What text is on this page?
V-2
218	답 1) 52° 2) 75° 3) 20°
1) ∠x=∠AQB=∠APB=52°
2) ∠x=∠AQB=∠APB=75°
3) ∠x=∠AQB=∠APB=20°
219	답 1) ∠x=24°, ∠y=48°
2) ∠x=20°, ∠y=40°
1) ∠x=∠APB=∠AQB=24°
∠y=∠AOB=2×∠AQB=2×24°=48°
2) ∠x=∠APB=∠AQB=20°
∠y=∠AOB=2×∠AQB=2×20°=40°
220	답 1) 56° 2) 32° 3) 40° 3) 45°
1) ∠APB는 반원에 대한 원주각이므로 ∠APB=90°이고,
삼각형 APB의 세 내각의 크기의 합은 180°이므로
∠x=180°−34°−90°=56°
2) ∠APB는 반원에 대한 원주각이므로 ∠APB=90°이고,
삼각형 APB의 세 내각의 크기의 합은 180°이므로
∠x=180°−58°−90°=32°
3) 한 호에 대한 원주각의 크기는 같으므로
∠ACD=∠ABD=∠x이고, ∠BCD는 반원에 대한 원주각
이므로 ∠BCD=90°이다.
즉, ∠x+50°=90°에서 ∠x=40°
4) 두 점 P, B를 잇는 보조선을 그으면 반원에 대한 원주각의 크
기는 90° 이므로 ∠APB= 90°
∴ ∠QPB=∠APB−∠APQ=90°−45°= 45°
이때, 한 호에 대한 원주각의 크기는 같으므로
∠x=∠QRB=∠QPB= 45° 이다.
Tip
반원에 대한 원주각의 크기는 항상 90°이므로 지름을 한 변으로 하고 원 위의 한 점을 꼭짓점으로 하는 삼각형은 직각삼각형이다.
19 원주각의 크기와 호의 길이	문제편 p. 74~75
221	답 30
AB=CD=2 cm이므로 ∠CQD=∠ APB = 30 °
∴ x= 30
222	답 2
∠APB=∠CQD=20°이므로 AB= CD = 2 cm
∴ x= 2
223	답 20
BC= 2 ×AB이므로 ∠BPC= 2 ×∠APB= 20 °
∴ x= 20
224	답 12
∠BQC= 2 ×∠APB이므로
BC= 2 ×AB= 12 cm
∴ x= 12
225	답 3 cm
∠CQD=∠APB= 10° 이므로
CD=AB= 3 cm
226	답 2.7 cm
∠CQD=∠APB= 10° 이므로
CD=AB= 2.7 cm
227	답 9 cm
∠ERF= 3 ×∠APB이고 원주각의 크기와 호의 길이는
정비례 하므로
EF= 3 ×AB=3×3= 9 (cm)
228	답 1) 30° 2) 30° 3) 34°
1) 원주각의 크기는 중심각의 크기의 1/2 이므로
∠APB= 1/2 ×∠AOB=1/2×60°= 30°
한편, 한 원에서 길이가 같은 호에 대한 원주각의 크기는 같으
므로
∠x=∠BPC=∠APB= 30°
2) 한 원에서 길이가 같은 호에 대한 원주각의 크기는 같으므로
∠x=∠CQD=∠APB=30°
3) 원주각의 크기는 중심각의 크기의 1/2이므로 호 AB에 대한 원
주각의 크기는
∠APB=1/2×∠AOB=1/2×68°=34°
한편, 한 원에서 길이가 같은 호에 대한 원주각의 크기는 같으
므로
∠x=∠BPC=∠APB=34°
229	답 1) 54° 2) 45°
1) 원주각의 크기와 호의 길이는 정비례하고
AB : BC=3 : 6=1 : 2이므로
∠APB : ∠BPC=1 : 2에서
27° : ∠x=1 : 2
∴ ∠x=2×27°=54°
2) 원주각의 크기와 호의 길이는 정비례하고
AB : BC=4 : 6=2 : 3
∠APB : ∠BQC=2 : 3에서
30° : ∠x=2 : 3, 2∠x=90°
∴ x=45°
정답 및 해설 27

*WHAT YOU SHOULD DO*.
Copy out all of the records above with nothing altered.

*EXPECTED OUTPUT*.
What text is on this page?
V-2
218	답 1) 52° 2) 75° 3) 20°
1) ∠x=∠AQB=∠APB=52°
2) ∠x=∠AQB=∠APB=75°
3) ∠x=∠AQB=∠APB=20°
219	답 1) ∠x=24°, ∠y=48°
2) ∠x=20°, ∠y=40°
1) ∠x=∠APB=∠AQB=24°
∠y=∠AOB=2×∠AQB=2×24°=48°
2) ∠x=∠APB=∠AQB=20°
∠y=∠AOB=2×∠AQB=2×20°=40°
220	답 1) 56° 2) 32° 3) 40° 3) 45°
1) ∠APB는 반원에 대한 원주각이므로 ∠APB=90°이고,
삼각형 APB의 세 내각의 크기의 합은 180°이므로
∠x=180°−34°−90°=56°
2) ∠APB는 반원에 대한 원주각이므로 ∠APB=90°이고,
삼각형 APB의 세 내각의 크기의 합은 180°이므로
∠x=180°−58°−90°=32°
3) 한 호에 대한 원주각의 크기는 같으므로
∠ACD=∠ABD=∠x이고, ∠BCD는 반원에 대한 원주각
이므로 ∠BCD=90°이다.
즉, ∠x+50°=90°에서 ∠x=40°
4) 두 점 P, B를 잇는 보조선을 그으면 반원에 대한 원주각의 크
기는 90° 이므로 ∠APB= 90°
∴ ∠QPB=∠APB−∠APQ=90°−45°= 45°
이때, 한 호에 대한 원주각의 크기는 같으므로
∠x=∠QRB=∠QPB= 45° 이다.
Tip
반원에 대한 원주각의 크기는 항상 90°이므로 지름을 한 변으로 하고 원 위의 한 점을 꼭짓점으로 하는 삼각형은 직각삼각형이다.
19 원주각의 크기와 호의 길이	문제편 p. 74~75
221	답 30
AB=CD=2 cm이므로 ∠CQD=∠ APB = 30 °
∴ x= 30
222	답 2
∠APB=∠CQD=20°이므로 AB= CD = 2 cm
∴ x= 2
223	답 20
BC= 2 ×AB이므로 ∠BPC= 2 ×∠APB= 20 °
∴ x= 20
224	답 12
∠BQC= 2 ×∠APB이므로
BC= 2 ×AB= 12 cm
∴ x= 12
225	답 3 cm
∠CQD=∠APB= 10° 이므로
CD=AB= 3 cm
226	답 2.7 cm
∠CQD=∠APB= 10° 이므로
CD=AB= 2.7 cm
227	답 9 cm
∠ERF= 3 ×∠APB이고 원주각의 크기와 호의 길이는
정비례 하므로
EF= 3 ×AB=3×3= 9 (cm)
228	답 1) 30° 2) 30° 3) 34°
1) 원주각의 크기는 중심각의 크기의 1/2 이므로
∠APB= 1/2 ×∠AOB=1/2×60°= 30°
한편, 한 원에서 길이가 같은 호에 대한 원주각의 크기는 같으
므로
∠x=∠BPC=∠APB= 30°
2) 한 원에서 길이가 같은 호에 대한 원주각의 크기는 같으므로
∠x=∠CQD=∠APB=30°
3) 원주각의 크기는 중심각의 크기의 1/2이므로 호 AB에 대한 원
주각의 크기는
∠APB=1/2×∠AOB=1/2×68°=34°
한편, 한 원에서 길이가 같은 호에 대한 원주각의 크기는 같으
므로
∠x=∠BPC=∠APB=34°
229	답 1) 54° 2) 45°
1) 원주각의 크기와 호의 길이는 정비례하고
AB : BC=3 : 6=1 : 2이므로
∠APB : ∠BPC=1 : 2에서
27° : ∠x=1 : 2
∴ ∠x=2×27°=54°
2) 원주각의 크기와 호의 길이는 정비례하고
AB : BC=4 : 6=2 : 3
∠APB : ∠BQC=2 : 3에서
30° : ∠x=2 : 3, 2∠x=90°
∴ x=45°
정답 및 해설 27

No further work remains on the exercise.